-------- Records to process --------

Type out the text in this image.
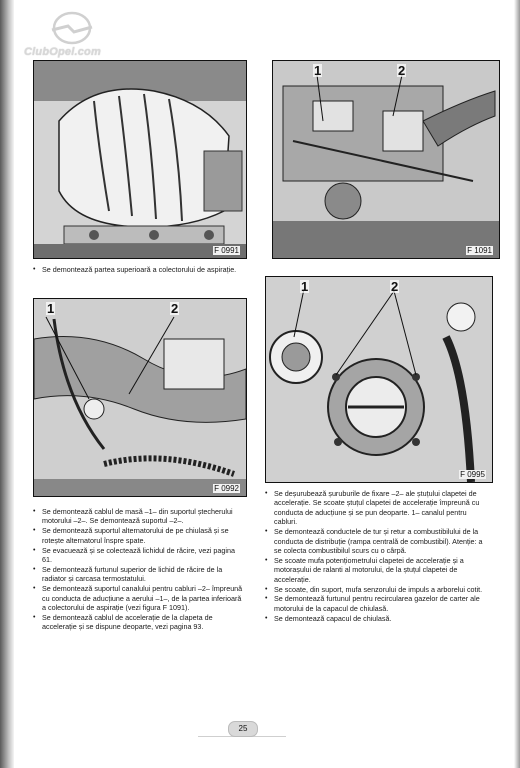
ClubOpel.com
F 0991
• Se demontează partea superioară a colectorului de aspirație.
1	2
F 1091
1	2
F 0992
1	2
F 0995
• Se demontează cablul de masă –1– din suportul ștecherului motorului –2–. Se demontează suportul –2–.
• Se demontează suportul alternatorului de pe chiulasă și se rotește alternatorul înspre spate.
• Se evacuează și se colectează lichidul de răcire, vezi pagina 61.
• Se demontează furtunul superior de lichid de răcire de la radiator și carcasa termostatului.
• Se demontează suportul canalului pentru cabluri –2– împreună cu conducta de aducțiune a aerului –1–, de la partea inferioară a colectorului de aspirație (vezi figura F 1091).
• Se demontează cablul de accelerație de la clapeta de accelerație și se dispune deoparte, vezi pagina 93.
• Se deșurubează șuruburile de fixare –2– ale ștuțului clapetei de accelerație. Se scoate ștuțul clapetei de accelerație împreună cu conducta de aducțiune și se pun deoparte. 1– canalul pentru cabluri.
• Se demontează conductele de tur și retur a combustibilului de la conducta de distribuție (rampa centrală de combustibil). Atenție: a se colecta combustibilul scurs cu o cârpă.
• Se scoate mufa potențiometrului clapetei de accelerație și a motorașului de ralanti al motorului, de la ștuțul clapetei de accelerație.
• Se scoate, din suport, mufa senzorului de impuls a arborelui cotit.
• Se demontează furtunul pentru recircularea gazelor de carter ale motorului de la capacul de chiulasă.
• Se demontează capacul de chiulasă.
25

--------

- **Work to do**:
Repeat the full listing above exactly, with no pictures in the copy.

- **Task response**:
Type out the text in this image.
ClubOpel.com
F 0991
• Se demontează partea superioară a colectorului de aspirație.
1	2
F 1091
1	2
F 0992
1	2
F 0995
• Se demontează cablul de masă –1– din suportul ștecherului motorului –2–. Se demontează suportul –2–.
• Se demontează suportul alternatorului de pe chiulasă și se rotește alternatorul înspre spate.
• Se evacuează și se colectează lichidul de răcire, vezi pagina 61.
• Se demontează furtunul superior de lichid de răcire de la radiator și carcasa termostatului.
• Se demontează suportul canalului pentru cabluri –2– împreună cu conducta de aducțiune a aerului –1–, de la partea inferioară a colectorului de aspirație (vezi figura F 1091).
• Se demontează cablul de accelerație de la clapeta de accelerație și se dispune deoparte, vezi pagina 93.
• Se deșurubează șuruburile de fixare –2– ale ștuțului clapetei de accelerație. Se scoate ștuțul clapetei de accelerație împreună cu conducta de aducțiune și se pun deoparte. 1– canalul pentru cabluri.
• Se demontează conductele de tur și retur a combustibilului de la conducta de distribuție (rampa centrală de combustibil). Atenție: a se colecta combustibilul scurs cu o cârpă.
• Se scoate mufa potențiometrului clapetei de accelerație și a motorașului de ralanti al motorului, de la ștuțul clapetei de accelerație.
• Se scoate, din suport, mufa senzorului de impuls a arborelui cotit.
• Se demontează furtunul pentru recircularea gazelor de carter ale motorului de la capacul de chiulasă.
• Se demontează capacul de chiulasă.
25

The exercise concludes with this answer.